#### To do:
Each entry has to be copied exactly, with nothing missed.

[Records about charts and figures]
>> Begin
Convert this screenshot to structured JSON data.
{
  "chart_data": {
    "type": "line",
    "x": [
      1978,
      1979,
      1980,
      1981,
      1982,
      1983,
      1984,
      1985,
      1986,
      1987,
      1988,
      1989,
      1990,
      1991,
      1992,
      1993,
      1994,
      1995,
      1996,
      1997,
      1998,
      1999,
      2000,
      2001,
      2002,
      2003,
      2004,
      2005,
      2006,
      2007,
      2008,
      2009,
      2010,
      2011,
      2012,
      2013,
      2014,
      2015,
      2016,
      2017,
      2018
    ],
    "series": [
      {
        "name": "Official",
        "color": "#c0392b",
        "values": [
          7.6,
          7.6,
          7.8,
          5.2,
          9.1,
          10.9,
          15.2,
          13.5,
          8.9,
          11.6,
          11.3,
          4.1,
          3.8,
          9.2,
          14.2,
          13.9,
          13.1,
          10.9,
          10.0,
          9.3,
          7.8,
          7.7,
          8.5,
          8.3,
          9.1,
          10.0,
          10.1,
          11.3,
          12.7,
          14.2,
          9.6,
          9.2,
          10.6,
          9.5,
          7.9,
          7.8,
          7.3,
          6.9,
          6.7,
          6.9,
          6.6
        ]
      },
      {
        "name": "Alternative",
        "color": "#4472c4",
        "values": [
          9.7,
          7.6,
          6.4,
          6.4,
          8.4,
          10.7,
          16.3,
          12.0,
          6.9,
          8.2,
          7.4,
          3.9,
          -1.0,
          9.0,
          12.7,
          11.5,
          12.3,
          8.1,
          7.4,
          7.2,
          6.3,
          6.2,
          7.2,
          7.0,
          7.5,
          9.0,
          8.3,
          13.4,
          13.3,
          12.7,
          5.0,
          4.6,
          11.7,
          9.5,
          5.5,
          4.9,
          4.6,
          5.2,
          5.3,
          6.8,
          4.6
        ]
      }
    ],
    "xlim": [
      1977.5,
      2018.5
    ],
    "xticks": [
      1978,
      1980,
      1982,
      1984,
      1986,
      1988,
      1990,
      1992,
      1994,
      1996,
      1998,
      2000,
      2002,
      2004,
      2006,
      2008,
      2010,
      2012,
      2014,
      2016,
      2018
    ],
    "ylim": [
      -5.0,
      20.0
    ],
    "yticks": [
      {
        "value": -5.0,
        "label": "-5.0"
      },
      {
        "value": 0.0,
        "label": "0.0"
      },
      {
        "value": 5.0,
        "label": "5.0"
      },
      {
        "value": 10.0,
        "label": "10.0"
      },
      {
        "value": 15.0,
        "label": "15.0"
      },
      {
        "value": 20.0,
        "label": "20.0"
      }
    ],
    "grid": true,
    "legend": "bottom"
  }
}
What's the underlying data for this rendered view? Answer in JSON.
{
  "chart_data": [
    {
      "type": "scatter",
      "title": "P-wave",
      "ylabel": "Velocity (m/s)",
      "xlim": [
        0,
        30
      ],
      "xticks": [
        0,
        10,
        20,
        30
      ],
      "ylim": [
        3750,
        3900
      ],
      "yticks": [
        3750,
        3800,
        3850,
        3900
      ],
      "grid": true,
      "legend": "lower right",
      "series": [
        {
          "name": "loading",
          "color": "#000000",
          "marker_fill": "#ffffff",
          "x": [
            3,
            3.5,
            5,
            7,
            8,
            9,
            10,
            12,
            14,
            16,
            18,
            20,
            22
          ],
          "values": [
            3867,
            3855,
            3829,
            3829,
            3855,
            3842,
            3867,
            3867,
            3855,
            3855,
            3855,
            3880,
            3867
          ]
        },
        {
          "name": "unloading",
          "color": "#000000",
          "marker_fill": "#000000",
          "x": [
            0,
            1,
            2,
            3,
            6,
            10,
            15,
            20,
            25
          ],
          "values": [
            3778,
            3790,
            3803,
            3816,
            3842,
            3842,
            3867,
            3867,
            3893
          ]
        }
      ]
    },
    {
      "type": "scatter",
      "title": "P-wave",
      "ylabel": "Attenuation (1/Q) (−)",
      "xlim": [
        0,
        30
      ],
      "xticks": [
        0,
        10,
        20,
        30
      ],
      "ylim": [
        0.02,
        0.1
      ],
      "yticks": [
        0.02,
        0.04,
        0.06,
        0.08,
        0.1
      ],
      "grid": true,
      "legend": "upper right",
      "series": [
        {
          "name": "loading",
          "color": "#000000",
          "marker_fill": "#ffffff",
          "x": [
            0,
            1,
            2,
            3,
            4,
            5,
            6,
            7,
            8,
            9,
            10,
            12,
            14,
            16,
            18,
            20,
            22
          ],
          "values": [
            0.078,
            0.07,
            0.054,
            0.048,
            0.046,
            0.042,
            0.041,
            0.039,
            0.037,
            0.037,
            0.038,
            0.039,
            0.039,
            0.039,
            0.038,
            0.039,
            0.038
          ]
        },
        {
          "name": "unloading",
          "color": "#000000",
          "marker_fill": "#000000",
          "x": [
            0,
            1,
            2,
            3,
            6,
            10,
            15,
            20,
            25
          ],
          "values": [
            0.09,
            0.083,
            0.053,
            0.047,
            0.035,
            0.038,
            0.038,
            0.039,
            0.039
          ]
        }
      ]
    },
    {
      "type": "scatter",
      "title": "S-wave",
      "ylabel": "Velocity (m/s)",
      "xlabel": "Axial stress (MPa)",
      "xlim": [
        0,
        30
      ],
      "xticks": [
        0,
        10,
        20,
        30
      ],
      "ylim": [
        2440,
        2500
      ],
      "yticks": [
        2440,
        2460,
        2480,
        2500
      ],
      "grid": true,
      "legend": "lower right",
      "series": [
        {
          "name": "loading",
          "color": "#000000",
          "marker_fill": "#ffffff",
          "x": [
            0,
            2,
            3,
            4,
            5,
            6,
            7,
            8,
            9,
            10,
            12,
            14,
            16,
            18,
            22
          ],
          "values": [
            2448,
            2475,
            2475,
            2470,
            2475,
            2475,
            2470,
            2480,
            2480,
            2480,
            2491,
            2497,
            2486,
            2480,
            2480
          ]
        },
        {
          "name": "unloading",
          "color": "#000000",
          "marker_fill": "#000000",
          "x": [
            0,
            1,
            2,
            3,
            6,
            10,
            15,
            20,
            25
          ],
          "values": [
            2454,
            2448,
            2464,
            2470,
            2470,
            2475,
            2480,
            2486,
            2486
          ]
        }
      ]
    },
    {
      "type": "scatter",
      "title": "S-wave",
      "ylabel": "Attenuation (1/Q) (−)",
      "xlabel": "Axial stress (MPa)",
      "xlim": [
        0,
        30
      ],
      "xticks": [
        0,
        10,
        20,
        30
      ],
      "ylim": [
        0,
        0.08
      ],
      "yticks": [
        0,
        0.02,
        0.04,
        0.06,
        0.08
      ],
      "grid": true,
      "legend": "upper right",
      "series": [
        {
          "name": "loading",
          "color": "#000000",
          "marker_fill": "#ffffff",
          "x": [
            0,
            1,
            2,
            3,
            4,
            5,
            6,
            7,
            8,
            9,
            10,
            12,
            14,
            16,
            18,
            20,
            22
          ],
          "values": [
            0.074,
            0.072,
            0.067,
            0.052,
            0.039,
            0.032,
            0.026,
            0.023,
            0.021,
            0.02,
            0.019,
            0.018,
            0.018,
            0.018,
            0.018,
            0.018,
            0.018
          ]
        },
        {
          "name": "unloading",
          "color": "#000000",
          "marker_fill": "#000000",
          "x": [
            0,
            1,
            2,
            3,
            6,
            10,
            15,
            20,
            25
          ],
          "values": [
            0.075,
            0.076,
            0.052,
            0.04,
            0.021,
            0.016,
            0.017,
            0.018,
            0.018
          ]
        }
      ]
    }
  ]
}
>> End
#### Answer to the exercise:
Convert this screenshot to structured JSON data.
{
  "chart_data": {
    "type": "line",
    "x": [
      1978,
      1979,
      1980,
      1981,
      1982,
      1983,
      1984,
      1985,
      1986,
      1987,
      1988,
      1989,
      1990,
      1991,
      1992,
      1993,
      1994,
      1995,
      1996,
      1997,
      1998,
      1999,
      2000,
      2001,
      2002,
      2003,
      2004,
      2005,
      2006,
      2007,
      2008,
      2009,
      2010,
      2011,
      2012,
      2013,
      2014,
      2015,
      2016,
      2017,
      2018
    ],
    "series": [
      {
        "name": "Official",
        "color": "#c0392b",
        "values": [
          7.6,
          7.6,
          7.8,
          5.2,
          9.1,
          10.9,
          15.2,
          13.5,
          8.9,
          11.6,
          11.3,
          4.1,
          3.8,
          9.2,
          14.2,
          13.9,
          13.1,
          10.9,
          10.0,
          9.3,
          7.8,
          7.7,
          8.5,
          8.3,
          9.1,
          10.0,
          10.1,
          11.3,
          12.7,
          14.2,
          9.6,
          9.2,
          10.6,
          9.5,
          7.9,
          7.8,
          7.3,
          6.9,
          6.7,
          6.9,
          6.6
        ]
      },
      {
        "name": "Alternative",
        "color": "#4472c4",
        "values": [
          9.7,
          7.6,
          6.4,
          6.4,
          8.4,
          10.7,
          16.3,
          12.0,
          6.9,
          8.2,
          7.4,
          3.9,
          -1.0,
          9.0,
          12.7,
          11.5,
          12.3,
          8.1,
          7.4,
          7.2,
          6.3,
          6.2,
          7.2,
          7.0,
          7.5,
          9.0,
          8.3,
          13.4,
          13.3,
          12.7,
          5.0,
          4.6,
          11.7,
          9.5,
          5.5,
          4.9,
          4.6,
          5.2,
          5.3,
          6.8,
          4.6
        ]
      }
    ],
    "xlim": [
      1977.5,
      2018.5
    ],
    "xticks": [
      1978,
      1980,
      1982,
      1984,
      1986,
      1988,
      1990,
      1992,
      1994,
      1996,
      1998,
      2000,
      2002,
      2004,
      2006,
      2008,
      2010,
      2012,
      2014,
      2016,
      2018
    ],
    "ylim": [
      -5.0,
      20.0
    ],
    "yticks": [
      {
        "value": -5.0,
        "label": "-5.0"
      },
      {
        "value": 0.0,
        "label": "0.0"
      },
      {
        "value": 5.0,
        "label": "5.0"
      },
      {
        "value": 10.0,
        "label": "10.0"
      },
      {
        "value": 15.0,
        "label": "15.0"
      },
      {
        "value": 20.0,
        "label": "20.0"
      }
    ],
    "grid": true,
    "legend": "bottom"
  }
}
What's the underlying data for this rendered view? Answer in JSON.
{
  "chart_data": [
    {
      "type": "scatter",
      "title": "P-wave",
      "ylabel": "Velocity (m/s)",
      "xlim": [
        0,
        30
      ],
      "xticks": [
        0,
        10,
        20,
        30
      ],
      "ylim": [
        3750,
        3900
      ],
      "yticks": [
        3750,
        3800,
        3850,
        3900
      ],
      "grid": true,
      "legend": "lower right",
      "series": [
        {
          "name": "loading",
          "color": "#000000",
          "marker_fill": "#ffffff",
          "x": [
            3,
            3.5,
            5,
            7,
            8,
            9,
            10,
            12,
            14,
            16,
            18,
            20,
            22
          ],
          "values": [
            3867,
            3855,
            3829,
            3829,
            3855,
            3842,
            3867,
            3867,
            3855,
            3855,
            3855,
            3880,
            3867
          ]
        },
        {
          "name": "unloading",
          "color": "#000000",
          "marker_fill": "#000000",
          "x": [
            0,
            1,
            2,
            3,
            6,
            10,
            15,
            20,
            25
          ],
          "values": [
            3778,
            3790,
            3803,
            3816,
            3842,
            3842,
            3867,
            3867,
            3893
          ]
        }
      ]
    },
    {
      "type": "scatter",
      "title": "P-wave",
      "ylabel": "Attenuation (1/Q) (−)",
      "xlim": [
        0,
        30
      ],
      "xticks": [
        0,
        10,
        20,
        30
      ],
      "ylim": [
        0.02,
        0.1
      ],
      "yticks": [
        0.02,
        0.04,
        0.06,
        0.08,
        0.1
      ],
      "grid": true,
      "legend": "upper right",
      "series": [
        {
          "name": "loading",
          "color": "#000000",
          "marker_fill": "#ffffff",
          "x": [
            0,
            1,
            2,
            3,
            4,
            5,
            6,
            7,
            8,
            9,
            10,
            12,
            14,
            16,
            18,
            20,
            22
          ],
          "values": [
            0.078,
            0.07,
            0.054,
            0.048,
            0.046,
            0.042,
            0.041,
            0.039,
            0.037,
            0.037,
            0.038,
            0.039,
            0.039,
            0.039,
            0.038,
            0.039,
            0.038
          ]
        },
        {
          "name": "unloading",
          "color": "#000000",
          "marker_fill": "#000000",
          "x": [
            0,
            1,
            2,
            3,
            6,
            10,
            15,
            20,
            25
          ],
          "values": [
            0.09,
            0.083,
            0.053,
            0.047,
            0.035,
            0.038,
            0.038,
            0.039,
            0.039
          ]
        }
      ]
    },
    {
      "type": "scatter",
      "title": "S-wave",
      "ylabel": "Velocity (m/s)",
      "xlabel": "Axial stress (MPa)",
      "xlim": [
        0,
        30
      ],
      "xticks": [
        0,
        10,
        20,
        30
      ],
      "ylim": [
        2440,
        2500
      ],
      "yticks": [
        2440,
        2460,
        2480,
        2500
      ],
      "grid": true,
      "legend": "lower right",
      "series": [
        {
          "name": "loading",
          "color": "#000000",
          "marker_fill": "#ffffff",
          "x": [
            0,
            2,
            3,
            4,
            5,
            6,
            7,
            8,
            9,
            10,
            12,
            14,
            16,
            18,
            22
          ],
          "values": [
            2448,
            2475,
            2475,
            2470,
            2475,
            2475,
            2470,
            2480,
            2480,
            2480,
            2491,
            2497,
            2486,
            2480,
            2480
          ]
        },
        {
          "name": "unloading",
          "color": "#000000",
          "marker_fill": "#000000",
          "x": [
            0,
            1,
            2,
            3,
            6,
            10,
            15,
            20,
            25
          ],
          "values": [
            2454,
            2448,
            2464,
            2470,
            2470,
            2475,
            2480,
            2486,
            2486
          ]
        }
      ]
    },
    {
      "type": "scatter",
      "title": "S-wave",
      "ylabel": "Attenuation (1/Q) (−)",
      "xlabel": "Axial stress (MPa)",
      "xlim": [
        0,
        30
      ],
      "xticks": [
        0,
        10,
        20,
        30
      ],
      "ylim": [
        0,
        0.08
      ],
      "yticks": [
        0,
        0.02,
        0.04,
        0.06,
        0.08
      ],
      "grid": true,
      "legend": "upper right",
      "series": [
        {
          "name": "loading",
          "color": "#000000",
          "marker_fill": "#ffffff",
          "x": [
            0,
            1,
            2,
            3,
            4,
            5,
            6,
            7,
            8,
            9,
            10,
            12,
            14,
            16,
            18,
            20,
            22
          ],
          "values": [
            0.074,
            0.072,
            0.067,
            0.052,
            0.039,
            0.032,
            0.026,
            0.023,
            0.021,
            0.02,
            0.019,
            0.018,
            0.018,
            0.018,
            0.018,
            0.018,
            0.018
          ]
        },
        {
          "name": "unloading",
          "color": "#000000",
          "marker_fill": "#000000",
          "x": [
            0,
            1,
            2,
            3,
            6,
            10,
            15,
            20,
            25
          ],
          "values": [
            0.075,
            0.076,
            0.052,
            0.04,
            0.021,
            0.016,
            0.017,
            0.018,
            0.018
          ]
        }
      ]
    }
  ]
}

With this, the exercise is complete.